## Task
Every record should be written out exactly, please.
-- BEGIN Records shown --
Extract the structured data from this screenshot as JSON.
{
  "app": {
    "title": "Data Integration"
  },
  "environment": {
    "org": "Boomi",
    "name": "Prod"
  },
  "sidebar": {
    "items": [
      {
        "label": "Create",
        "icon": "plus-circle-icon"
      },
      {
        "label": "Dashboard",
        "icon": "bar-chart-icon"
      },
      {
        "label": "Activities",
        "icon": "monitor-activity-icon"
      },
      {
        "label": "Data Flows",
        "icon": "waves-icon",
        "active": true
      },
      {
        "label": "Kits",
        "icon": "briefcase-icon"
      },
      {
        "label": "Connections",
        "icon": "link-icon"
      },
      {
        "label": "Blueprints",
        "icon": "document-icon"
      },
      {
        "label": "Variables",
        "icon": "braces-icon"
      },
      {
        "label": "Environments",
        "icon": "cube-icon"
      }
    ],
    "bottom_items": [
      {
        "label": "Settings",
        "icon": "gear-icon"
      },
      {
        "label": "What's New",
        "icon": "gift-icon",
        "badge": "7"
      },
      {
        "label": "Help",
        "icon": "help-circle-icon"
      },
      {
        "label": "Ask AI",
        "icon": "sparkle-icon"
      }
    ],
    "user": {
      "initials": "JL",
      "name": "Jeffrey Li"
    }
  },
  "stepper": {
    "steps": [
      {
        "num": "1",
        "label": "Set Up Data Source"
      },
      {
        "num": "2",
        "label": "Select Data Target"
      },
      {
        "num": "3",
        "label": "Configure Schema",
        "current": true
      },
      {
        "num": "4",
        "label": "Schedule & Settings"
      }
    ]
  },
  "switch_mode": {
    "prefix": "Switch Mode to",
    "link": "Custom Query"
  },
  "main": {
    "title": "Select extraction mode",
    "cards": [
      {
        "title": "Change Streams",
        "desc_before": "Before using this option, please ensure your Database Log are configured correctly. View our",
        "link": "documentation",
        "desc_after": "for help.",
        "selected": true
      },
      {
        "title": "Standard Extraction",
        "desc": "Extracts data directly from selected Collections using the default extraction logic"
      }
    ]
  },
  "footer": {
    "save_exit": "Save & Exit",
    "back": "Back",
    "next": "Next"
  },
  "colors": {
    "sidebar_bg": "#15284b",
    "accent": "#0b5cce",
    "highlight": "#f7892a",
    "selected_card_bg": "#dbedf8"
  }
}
-- END Records shown --
## Output for this exercise
Extract the structured data from this screenshot as JSON.
{
  "app": {
    "title": "Data Integration"
  },
  "environment": {
    "org": "Boomi",
    "name": "Prod"
  },
  "sidebar": {
    "items": [
      {
        "label": "Create",
        "icon": "plus-circle-icon"
      },
      {
        "label": "Dashboard",
        "icon": "bar-chart-icon"
      },
      {
        "label": "Activities",
        "icon": "monitor-activity-icon"
      },
      {
        "label": "Data Flows",
        "icon": "waves-icon",
        "active": true
      },
      {
        "label": "Kits",
        "icon": "briefcase-icon"
      },
      {
        "label": "Connections",
        "icon": "link-icon"
      },
      {
        "label": "Blueprints",
        "icon": "document-icon"
      },
      {
        "label": "Variables",
        "icon": "braces-icon"
      },
      {
        "label": "Environments",
        "icon": "cube-icon"
      }
    ],
    "bottom_items": [
      {
        "label": "Settings",
        "icon": "gear-icon"
      },
      {
        "label": "What's New",
        "icon": "gift-icon",
        "badge": "7"
      },
      {
        "label": "Help",
        "icon": "help-circle-icon"
      },
      {
        "label": "Ask AI",
        "icon": "sparkle-icon"
      }
    ],
    "user": {
      "initials": "JL",
      "name": "Jeffrey Li"
    }
  },
  "stepper": {
    "steps": [
      {
        "num": "1",
        "label": "Set Up Data Source"
      },
      {
        "num": "2",
        "label": "Select Data Target"
      },
      {
        "num": "3",
        "label": "Configure Schema",
        "current": true
      },
      {
        "num": "4",
        "label": "Schedule & Settings"
      }
    ]
  },
  "switch_mode": {
    "prefix": "Switch Mode to",
    "link": "Custom Query"
  },
  "main": {
    "title": "Select extraction mode",
    "cards": [
      {
        "title": "Change Streams",
        "desc_before": "Before using this option, please ensure your Database Log are configured correctly. View our",
        "link": "documentation",
        "desc_after": "for help.",
        "selected": true
      },
      {
        "title": "Standard Extraction",
        "desc": "Extracts data directly from selected Collections using the default extraction logic"
      }
    ]
  },
  "footer": {
    "save_exit": "Save & Exit",
    "back": "Back",
    "next": "Next"
  },
  "colors": {
    "sidebar_bg": "#15284b",
    "accent": "#0b5cce",
    "highlight": "#f7892a",
    "selected_card_bg": "#dbedf8"
  }
}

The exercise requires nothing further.